__DESCRIPTION OF THE TASK__
Retype all of the entries word for word.

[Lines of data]
***

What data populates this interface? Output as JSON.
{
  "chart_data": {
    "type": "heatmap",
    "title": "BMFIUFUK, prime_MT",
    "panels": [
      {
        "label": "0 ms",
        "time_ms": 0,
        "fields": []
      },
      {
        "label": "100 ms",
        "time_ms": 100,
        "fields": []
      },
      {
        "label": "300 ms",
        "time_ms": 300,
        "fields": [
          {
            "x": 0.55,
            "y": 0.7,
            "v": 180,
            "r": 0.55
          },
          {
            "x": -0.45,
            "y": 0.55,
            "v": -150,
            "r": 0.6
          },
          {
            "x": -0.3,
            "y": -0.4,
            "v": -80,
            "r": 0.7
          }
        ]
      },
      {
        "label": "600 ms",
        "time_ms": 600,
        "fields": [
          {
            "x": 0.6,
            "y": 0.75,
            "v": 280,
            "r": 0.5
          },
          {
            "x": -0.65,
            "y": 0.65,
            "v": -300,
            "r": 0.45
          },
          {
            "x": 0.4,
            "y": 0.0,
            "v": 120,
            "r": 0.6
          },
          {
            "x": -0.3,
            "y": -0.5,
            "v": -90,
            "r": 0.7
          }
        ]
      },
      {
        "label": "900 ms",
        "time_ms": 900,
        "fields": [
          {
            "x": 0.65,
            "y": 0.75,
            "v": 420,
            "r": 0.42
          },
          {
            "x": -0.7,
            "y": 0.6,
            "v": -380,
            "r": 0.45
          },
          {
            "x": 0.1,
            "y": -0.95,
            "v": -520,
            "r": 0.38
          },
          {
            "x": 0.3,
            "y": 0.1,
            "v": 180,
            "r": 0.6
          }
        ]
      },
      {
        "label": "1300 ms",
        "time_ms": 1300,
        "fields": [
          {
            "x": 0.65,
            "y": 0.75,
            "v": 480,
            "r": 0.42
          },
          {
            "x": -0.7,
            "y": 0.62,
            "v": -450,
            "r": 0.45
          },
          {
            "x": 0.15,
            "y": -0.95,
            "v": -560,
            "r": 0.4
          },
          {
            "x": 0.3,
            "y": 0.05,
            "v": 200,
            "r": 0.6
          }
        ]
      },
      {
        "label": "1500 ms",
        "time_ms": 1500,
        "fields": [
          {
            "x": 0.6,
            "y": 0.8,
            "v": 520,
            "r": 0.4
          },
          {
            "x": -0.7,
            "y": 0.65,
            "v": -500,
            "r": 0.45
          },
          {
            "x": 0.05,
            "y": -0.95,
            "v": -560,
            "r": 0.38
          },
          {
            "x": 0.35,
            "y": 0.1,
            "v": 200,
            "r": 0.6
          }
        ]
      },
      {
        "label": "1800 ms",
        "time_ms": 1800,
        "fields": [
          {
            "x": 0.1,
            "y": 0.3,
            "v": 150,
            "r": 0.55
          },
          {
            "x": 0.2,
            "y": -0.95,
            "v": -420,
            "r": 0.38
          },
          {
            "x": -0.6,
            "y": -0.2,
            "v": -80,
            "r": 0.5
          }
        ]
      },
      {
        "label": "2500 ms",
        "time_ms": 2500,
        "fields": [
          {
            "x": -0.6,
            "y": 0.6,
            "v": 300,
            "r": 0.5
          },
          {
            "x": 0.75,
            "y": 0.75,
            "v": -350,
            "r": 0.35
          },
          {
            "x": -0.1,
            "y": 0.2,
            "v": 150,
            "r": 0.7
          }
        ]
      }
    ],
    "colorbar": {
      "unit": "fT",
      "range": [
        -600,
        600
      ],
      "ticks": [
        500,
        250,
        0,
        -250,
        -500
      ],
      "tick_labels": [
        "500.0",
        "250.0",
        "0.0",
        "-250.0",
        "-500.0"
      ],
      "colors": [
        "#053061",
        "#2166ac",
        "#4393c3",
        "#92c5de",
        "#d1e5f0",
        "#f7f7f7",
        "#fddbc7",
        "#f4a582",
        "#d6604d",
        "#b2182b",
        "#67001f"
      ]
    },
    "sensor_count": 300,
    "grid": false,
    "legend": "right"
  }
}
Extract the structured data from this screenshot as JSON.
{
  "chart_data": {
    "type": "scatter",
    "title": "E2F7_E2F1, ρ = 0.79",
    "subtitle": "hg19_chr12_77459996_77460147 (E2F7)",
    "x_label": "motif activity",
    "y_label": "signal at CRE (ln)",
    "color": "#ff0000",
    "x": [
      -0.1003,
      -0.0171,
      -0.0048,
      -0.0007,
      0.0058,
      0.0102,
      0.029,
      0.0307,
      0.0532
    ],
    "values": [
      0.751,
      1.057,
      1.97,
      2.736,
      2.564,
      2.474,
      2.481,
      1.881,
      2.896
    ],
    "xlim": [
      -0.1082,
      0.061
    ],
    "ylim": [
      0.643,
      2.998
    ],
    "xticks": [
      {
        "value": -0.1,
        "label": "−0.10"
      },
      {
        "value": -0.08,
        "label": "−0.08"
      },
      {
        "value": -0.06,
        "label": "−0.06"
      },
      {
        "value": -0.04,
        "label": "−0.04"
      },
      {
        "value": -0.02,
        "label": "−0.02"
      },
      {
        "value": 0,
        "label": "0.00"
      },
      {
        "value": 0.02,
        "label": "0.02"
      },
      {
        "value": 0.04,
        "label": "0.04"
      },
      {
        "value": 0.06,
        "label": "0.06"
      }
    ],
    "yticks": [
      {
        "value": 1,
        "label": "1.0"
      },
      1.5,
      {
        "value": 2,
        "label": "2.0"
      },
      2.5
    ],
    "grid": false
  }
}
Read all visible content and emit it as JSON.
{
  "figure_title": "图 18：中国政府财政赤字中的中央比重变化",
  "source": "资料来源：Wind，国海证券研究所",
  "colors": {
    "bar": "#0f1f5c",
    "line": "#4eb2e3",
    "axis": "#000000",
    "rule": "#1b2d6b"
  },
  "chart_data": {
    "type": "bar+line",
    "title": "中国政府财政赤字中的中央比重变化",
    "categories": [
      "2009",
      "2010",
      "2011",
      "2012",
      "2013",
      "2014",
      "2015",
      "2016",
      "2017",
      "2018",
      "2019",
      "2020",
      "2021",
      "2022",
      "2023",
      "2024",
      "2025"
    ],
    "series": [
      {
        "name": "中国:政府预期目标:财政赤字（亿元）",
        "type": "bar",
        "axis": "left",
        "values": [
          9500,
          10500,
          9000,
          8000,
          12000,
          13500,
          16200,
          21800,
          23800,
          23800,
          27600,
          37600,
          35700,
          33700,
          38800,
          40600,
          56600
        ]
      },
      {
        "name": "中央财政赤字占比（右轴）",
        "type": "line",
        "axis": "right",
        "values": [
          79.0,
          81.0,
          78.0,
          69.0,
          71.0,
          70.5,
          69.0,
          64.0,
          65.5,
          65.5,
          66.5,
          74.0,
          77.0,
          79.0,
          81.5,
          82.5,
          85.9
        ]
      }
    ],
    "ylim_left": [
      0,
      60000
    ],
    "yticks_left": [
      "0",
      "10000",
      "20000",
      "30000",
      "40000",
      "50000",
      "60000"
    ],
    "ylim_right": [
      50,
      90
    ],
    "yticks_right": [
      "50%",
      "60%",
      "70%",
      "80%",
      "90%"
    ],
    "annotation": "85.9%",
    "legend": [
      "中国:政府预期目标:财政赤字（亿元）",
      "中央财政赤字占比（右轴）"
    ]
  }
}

***

__COMPLETE ANSWER__
What data populates this interface? Output as JSON.
{
  "chart_data": {
    "type": "heatmap",
    "title": "BMFIUFUK, prime_MT",
    "panels": [
      {
        "label": "0 ms",
        "time_ms": 0,
        "fields": []
      },
      {
        "label": "100 ms",
        "time_ms": 100,
        "fields": []
      },
      {
        "label": "300 ms",
        "time_ms": 300,
        "fields": [
          {
            "x": 0.55,
            "y": 0.7,
            "v": 180,
            "r": 0.55
          },
          {
            "x": -0.45,
            "y": 0.55,
            "v": -150,
            "r": 0.6
          },
          {
            "x": -0.3,
            "y": -0.4,
            "v": -80,
            "r": 0.7
          }
        ]
      },
      {
        "label": "600 ms",
        "time_ms": 600,
        "fields": [
          {
            "x": 0.6,
            "y": 0.75,
            "v": 280,
            "r": 0.5
          },
          {
            "x": -0.65,
            "y": 0.65,
            "v": -300,
            "r": 0.45
          },
          {
            "x": 0.4,
            "y": 0.0,
            "v": 120,
            "r": 0.6
          },
          {
            "x": -0.3,
            "y": -0.5,
            "v": -90,
            "r": 0.7
          }
        ]
      },
      {
        "label": "900 ms",
        "time_ms": 900,
        "fields": [
          {
            "x": 0.65,
            "y": 0.75,
            "v": 420,
            "r": 0.42
          },
          {
            "x": -0.7,
            "y": 0.6,
            "v": -380,
            "r": 0.45
          },
          {
            "x": 0.1,
            "y": -0.95,
            "v": -520,
            "r": 0.38
          },
          {
            "x": 0.3,
            "y": 0.1,
            "v": 180,
            "r": 0.6
          }
        ]
      },
      {
        "label": "1300 ms",
        "time_ms": 1300,
        "fields": [
          {
            "x": 0.65,
            "y": 0.75,
            "v": 480,
            "r": 0.42
          },
          {
            "x": -0.7,
            "y": 0.62,
            "v": -450,
            "r": 0.45
          },
          {
            "x": 0.15,
            "y": -0.95,
            "v": -560,
            "r": 0.4
          },
          {
            "x": 0.3,
            "y": 0.05,
            "v": 200,
            "r": 0.6
          }
        ]
      },
      {
        "label": "1500 ms",
        "time_ms": 1500,
        "fields": [
          {
            "x": 0.6,
            "y": 0.8,
            "v": 520,
            "r": 0.4
          },
          {
            "x": -0.7,
            "y": 0.65,
            "v": -500,
            "r": 0.45
          },
          {
            "x": 0.05,
            "y": -0.95,
            "v": -560,
            "r": 0.38
          },
          {
            "x": 0.35,
            "y": 0.1,
            "v": 200,
            "r": 0.6
          }
        ]
      },
      {
        "label": "1800 ms",
        "time_ms": 1800,
        "fields": [
          {
            "x": 0.1,
            "y": 0.3,
            "v": 150,
            "r": 0.55
          },
          {
            "x": 0.2,
            "y": -0.95,
            "v": -420,
            "r": 0.38
          },
          {
            "x": -0.6,
            "y": -0.2,
            "v": -80,
            "r": 0.5
          }
        ]
      },
      {
        "label": "2500 ms",
        "time_ms": 2500,
        "fields": [
          {
            "x": -0.6,
            "y": 0.6,
            "v": 300,
            "r": 0.5
          },
          {
            "x": 0.75,
            "y": 0.75,
            "v": -350,
            "r": 0.35
          },
          {
            "x": -0.1,
            "y": 0.2,
            "v": 150,
            "r": 0.7
          }
        ]
      }
    ],
    "colorbar": {
      "unit": "fT",
      "range": [
        -600,
        600
      ],
      "ticks": [
        500,
        250,
        0,
        -250,
        -500
      ],
      "tick_labels": [
        "500.0",
        "250.0",
        "0.0",
        "-250.0",
        "-500.0"
      ],
      "colors": [
        "#053061",
        "#2166ac",
        "#4393c3",
        "#92c5de",
        "#d1e5f0",
        "#f7f7f7",
        "#fddbc7",
        "#f4a582",
        "#d6604d",
        "#b2182b",
        "#67001f"
      ]
    },
    "sensor_count": 300,
    "grid": false,
    "legend": "right"
  }
}
Extract the structured data from this screenshot as JSON.
{
  "chart_data": {
    "type": "scatter",
    "title": "E2F7_E2F1, ρ = 0.79",
    "subtitle": "hg19_chr12_77459996_77460147 (E2F7)",
    "x_label": "motif activity",
    "y_label": "signal at CRE (ln)",
    "color": "#ff0000",
    "x": [
      -0.1003,
      -0.0171,
      -0.0048,
      -0.0007,
      0.0058,
      0.0102,
      0.029,
      0.0307,
      0.0532
    ],
    "values": [
      0.751,
      1.057,
      1.97,
      2.736,
      2.564,
      2.474,
      2.481,
      1.881,
      2.896
    ],
    "xlim": [
      -0.1082,
      0.061
    ],
    "ylim": [
      0.643,
      2.998
    ],
    "xticks": [
      {
        "value": -0.1,
        "label": "−0.10"
      },
      {
        "value": -0.08,
        "label": "−0.08"
      },
      {
        "value": -0.06,
        "label": "−0.06"
      },
      {
        "value": -0.04,
        "label": "−0.04"
      },
      {
        "value": -0.02,
        "label": "−0.02"
      },
      {
        "value": 0,
        "label": "0.00"
      },
      {
        "value": 0.02,
        "label": "0.02"
      },
      {
        "value": 0.04,
        "label": "0.04"
      },
      {
        "value": 0.06,
        "label": "0.06"
      }
    ],
    "yticks": [
      {
        "value": 1,
        "label": "1.0"
      },
      1.5,
      {
        "value": 2,
        "label": "2.0"
      },
      2.5
    ],
    "grid": false
  }
}
Read all visible content and emit it as JSON.
{
  "figure_title": "图 18：中国政府财政赤字中的中央比重变化",
  "source": "资料来源：Wind，国海证券研究所",
  "colors": {
    "bar": "#0f1f5c",
    "line": "#4eb2e3",
    "axis": "#000000",
    "rule": "#1b2d6b"
  },
  "chart_data": {
    "type": "bar+line",
    "title": "中国政府财政赤字中的中央比重变化",
    "categories": [
      "2009",
      "2010",
      "2011",
      "2012",
      "2013",
      "2014",
      "2015",
      "2016",
      "2017",
      "2018",
      "2019",
      "2020",
      "2021",
      "2022",
      "2023",
      "2024",
      "2025"
    ],
    "series": [
      {
        "name": "中国:政府预期目标:财政赤字（亿元）",
        "type": "bar",
        "axis": "left",
        "values": [
          9500,
          10500,
          9000,
          8000,
          12000,
          13500,
          16200,
          21800,
          23800,
          23800,
          27600,
          37600,
          35700,
          33700,
          38800,
          40600,
          56600
        ]
      },
      {
        "name": "中央财政赤字占比（右轴）",
        "type": "line",
        "axis": "right",
        "values": [
          79.0,
          81.0,
          78.0,
          69.0,
          71.0,
          70.5,
          69.0,
          64.0,
          65.5,
          65.5,
          66.5,
          74.0,
          77.0,
          79.0,
          81.5,
          82.5,
          85.9
        ]
      }
    ],
    "ylim_left": [
      0,
      60000
    ],
    "yticks_left": [
      "0",
      "10000",
      "20000",
      "30000",
      "40000",
      "50000",
      "60000"
    ],
    "ylim_right": [
      50,
      90
    ],
    "yticks_right": [
      "50%",
      "60%",
      "70%",
      "80%",
      "90%"
    ],
    "annotation": "85.9%",
    "legend": [
      "中国:政府预期目标:财政赤字（亿元）",
      "中央财政赤字占比（右轴）"
    ]
  }
}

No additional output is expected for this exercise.